- **Document**:
■ ■ ■ ■ ■ ■ ■

Si donc par la volonté du Père, la matrice de l’âme se tourne vers l’intérieur, elle est baptisée et aussitôt purifiée de la souillure extérieure qui fut imprimée sur elle, de même que les vê[tements quand ils sont] tachés sont mis à l’[eau] et retournés jusqu’à ce que soient enlevées leurs taches et qu’ils soient purifiés. Or la purification de l’âme est de recœuvrer à l’[état neuf] son organe premier et de se retourner. 

C’est cela son baptême.

Alors elle commencera à s’irriter contre elle-même comme celles qui accouchent, au moment de mettre au monde l’enfant, se tournent contre elles-mêmes avec irritation. 

Mais, puisqu’elle est femme, elle ne peut engendrer seule. Le Père lui a envoyé du ciel son mari, qui est son frère premier-né. Alors l’époux descendit vers l’épouse. Elle quitta sa prostitution première, elle se purifia des souillures des amants adultères et se renouvela dans l’état d’épousée. Elle se purifia dans la chambre nuptiale, elle la remplit de parfum ; elle s’y assit en guettant l’époux véritable. 

Elle ne court plus sur la place publique, s’unissant à qui elle veut, mais elle est restée à guetter le jour où il viendra, en le redoutant car elle ne connaissait pas son aspect. Elle ne se le rappelle plus depuis le temps où elle est tombée de la maison de son Père. Mais, par la volonté du Père, elle a rêvé de lui comme une femme amoureuse d’un homme. 

Alors l’époux, selon la volonté du Père, descendit vers elle dans la chambre nuptiale préparée et orna la chambre nuptiale. Ce mariage en effet n’est pas comme le mariage charnel : ceux qui se sont unis sont comblés par cette union, ils abandonnent comme des fardeaux les tourments du désir et ne se [séparent] pas l’un de l’autre. Mais ce mariage n’est [pas ainsi] ; mais s’ils atteignent à l’union [mutuelle], ils deviennent une seule vie.

■ ■ ■ ■ ■ ■ ■

- **Ensemble de tâches**:
1. Dans le texte sur l'âme, qui le Père envoie-t-il du ciel à l'âme ?
2. Expliquez, à partir du texte sur l'âme, pourquoi l'âme redoute le jour où l'époux viendra.
Les enregistrements n'ont aucun lien avec le texte sur l'âme.

■ ■ ■ ■ ■ ■ ■

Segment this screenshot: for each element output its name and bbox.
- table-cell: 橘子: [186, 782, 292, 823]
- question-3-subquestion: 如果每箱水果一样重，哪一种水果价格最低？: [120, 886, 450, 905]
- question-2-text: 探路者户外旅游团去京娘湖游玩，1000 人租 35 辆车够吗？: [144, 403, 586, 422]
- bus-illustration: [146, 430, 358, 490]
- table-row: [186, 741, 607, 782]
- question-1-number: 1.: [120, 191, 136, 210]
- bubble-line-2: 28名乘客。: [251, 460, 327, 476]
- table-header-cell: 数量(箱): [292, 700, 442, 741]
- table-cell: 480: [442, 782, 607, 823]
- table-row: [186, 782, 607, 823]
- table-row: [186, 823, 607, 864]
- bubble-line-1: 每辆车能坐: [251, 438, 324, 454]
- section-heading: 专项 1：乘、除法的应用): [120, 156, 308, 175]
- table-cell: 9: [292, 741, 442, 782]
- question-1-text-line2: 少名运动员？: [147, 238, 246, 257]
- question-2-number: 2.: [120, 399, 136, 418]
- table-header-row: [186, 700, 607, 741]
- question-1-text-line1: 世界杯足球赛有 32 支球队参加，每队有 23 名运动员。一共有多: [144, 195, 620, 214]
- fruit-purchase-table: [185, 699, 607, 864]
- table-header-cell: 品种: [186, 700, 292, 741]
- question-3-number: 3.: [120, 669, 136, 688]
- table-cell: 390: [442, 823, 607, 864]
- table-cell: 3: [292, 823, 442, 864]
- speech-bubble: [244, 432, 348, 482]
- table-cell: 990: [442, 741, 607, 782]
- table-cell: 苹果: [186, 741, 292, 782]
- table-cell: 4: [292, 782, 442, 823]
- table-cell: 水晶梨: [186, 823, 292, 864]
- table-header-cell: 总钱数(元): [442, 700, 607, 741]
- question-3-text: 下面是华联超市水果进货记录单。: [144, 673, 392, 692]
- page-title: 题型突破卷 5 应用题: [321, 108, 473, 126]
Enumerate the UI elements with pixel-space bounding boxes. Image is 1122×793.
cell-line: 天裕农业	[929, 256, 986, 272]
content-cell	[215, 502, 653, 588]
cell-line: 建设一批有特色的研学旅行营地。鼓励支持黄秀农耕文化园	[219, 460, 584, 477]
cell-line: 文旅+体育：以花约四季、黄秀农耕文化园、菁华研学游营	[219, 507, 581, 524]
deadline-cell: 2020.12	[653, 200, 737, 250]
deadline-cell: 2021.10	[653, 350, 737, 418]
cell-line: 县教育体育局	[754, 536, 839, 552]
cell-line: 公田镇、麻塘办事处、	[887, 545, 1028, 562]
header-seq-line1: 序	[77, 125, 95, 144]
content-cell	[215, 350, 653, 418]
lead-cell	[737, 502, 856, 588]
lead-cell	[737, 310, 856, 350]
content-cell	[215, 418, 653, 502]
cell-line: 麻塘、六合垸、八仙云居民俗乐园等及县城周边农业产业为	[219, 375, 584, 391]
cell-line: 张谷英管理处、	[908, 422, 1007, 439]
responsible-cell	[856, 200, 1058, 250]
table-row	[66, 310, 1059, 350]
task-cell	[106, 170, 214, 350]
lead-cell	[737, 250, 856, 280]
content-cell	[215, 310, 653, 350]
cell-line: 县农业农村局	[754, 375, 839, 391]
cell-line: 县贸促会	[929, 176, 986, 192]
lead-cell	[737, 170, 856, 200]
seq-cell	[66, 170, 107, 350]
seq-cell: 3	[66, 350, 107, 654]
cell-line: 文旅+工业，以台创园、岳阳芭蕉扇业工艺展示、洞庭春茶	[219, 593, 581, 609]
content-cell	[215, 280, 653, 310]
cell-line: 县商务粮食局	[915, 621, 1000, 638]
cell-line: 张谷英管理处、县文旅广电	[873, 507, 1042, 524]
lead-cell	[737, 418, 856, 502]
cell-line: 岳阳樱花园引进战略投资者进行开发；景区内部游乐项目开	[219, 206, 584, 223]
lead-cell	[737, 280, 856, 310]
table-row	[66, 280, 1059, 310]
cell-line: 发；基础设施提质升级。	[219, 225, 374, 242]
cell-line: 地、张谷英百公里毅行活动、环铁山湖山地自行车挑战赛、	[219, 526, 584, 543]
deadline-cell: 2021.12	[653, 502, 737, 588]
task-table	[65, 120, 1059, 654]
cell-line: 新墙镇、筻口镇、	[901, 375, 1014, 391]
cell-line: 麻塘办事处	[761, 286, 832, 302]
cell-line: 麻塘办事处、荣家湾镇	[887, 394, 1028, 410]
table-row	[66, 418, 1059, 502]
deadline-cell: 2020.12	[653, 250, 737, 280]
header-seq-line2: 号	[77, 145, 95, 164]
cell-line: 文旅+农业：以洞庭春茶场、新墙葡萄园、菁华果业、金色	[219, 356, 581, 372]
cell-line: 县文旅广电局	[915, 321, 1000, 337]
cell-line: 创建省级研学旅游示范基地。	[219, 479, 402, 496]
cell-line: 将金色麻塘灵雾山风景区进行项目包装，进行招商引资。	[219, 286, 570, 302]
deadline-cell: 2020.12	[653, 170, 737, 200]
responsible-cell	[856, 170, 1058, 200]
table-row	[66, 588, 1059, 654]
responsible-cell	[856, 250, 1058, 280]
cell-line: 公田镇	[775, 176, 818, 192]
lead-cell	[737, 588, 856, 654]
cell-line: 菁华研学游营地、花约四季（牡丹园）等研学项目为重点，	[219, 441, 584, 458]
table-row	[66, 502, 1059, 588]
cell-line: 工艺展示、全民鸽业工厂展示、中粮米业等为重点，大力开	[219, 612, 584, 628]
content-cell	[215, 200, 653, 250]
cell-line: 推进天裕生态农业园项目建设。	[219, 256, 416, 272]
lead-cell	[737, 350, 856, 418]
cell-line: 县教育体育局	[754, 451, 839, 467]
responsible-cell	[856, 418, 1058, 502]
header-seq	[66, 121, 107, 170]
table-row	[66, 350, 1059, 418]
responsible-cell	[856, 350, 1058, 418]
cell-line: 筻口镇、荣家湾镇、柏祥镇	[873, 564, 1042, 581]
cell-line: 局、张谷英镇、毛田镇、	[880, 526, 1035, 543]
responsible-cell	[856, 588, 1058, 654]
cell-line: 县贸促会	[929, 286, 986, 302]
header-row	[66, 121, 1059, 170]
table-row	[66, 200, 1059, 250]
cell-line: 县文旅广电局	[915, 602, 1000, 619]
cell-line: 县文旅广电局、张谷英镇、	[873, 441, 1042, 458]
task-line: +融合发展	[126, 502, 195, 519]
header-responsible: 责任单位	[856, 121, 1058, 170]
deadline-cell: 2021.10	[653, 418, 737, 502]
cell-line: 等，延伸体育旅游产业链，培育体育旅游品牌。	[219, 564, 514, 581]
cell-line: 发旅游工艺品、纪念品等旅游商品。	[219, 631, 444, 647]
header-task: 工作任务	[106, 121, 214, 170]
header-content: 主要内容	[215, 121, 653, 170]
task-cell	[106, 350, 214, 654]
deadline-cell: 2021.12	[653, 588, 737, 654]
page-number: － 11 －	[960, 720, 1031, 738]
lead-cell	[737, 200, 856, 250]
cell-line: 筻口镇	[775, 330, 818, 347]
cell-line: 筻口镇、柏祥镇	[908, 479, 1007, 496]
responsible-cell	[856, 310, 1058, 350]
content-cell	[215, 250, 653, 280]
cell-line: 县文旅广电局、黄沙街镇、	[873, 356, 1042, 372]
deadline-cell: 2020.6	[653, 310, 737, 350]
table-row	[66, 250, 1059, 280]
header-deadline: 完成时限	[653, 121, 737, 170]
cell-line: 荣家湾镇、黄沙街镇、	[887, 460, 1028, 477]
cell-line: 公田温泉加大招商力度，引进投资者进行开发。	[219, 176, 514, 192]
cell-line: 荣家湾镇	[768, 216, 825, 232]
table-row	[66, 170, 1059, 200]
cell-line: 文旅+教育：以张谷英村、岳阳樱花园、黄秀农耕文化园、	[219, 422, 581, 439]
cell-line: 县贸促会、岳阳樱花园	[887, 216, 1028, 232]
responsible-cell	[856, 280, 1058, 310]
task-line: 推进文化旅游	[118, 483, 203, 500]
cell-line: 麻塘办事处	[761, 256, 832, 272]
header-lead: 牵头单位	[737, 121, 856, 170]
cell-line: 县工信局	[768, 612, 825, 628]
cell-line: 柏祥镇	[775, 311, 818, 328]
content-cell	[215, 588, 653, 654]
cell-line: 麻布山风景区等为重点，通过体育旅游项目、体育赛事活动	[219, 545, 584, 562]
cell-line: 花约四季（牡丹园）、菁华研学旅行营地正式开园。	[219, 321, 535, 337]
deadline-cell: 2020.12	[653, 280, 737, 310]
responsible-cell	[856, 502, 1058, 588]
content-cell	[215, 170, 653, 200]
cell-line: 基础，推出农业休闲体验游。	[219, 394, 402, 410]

■ ■ ■ ■ ■ ■ ■

- **Résultats par tâche**:
1. Son mari, qui est son frère premier-né.

2. L'âme redoute ce jour parce qu'elle ne connaissait pas l'aspect de l'époux. Elle ne se le rappelle plus depuis le temps où elle est tombée de la maison de son Père.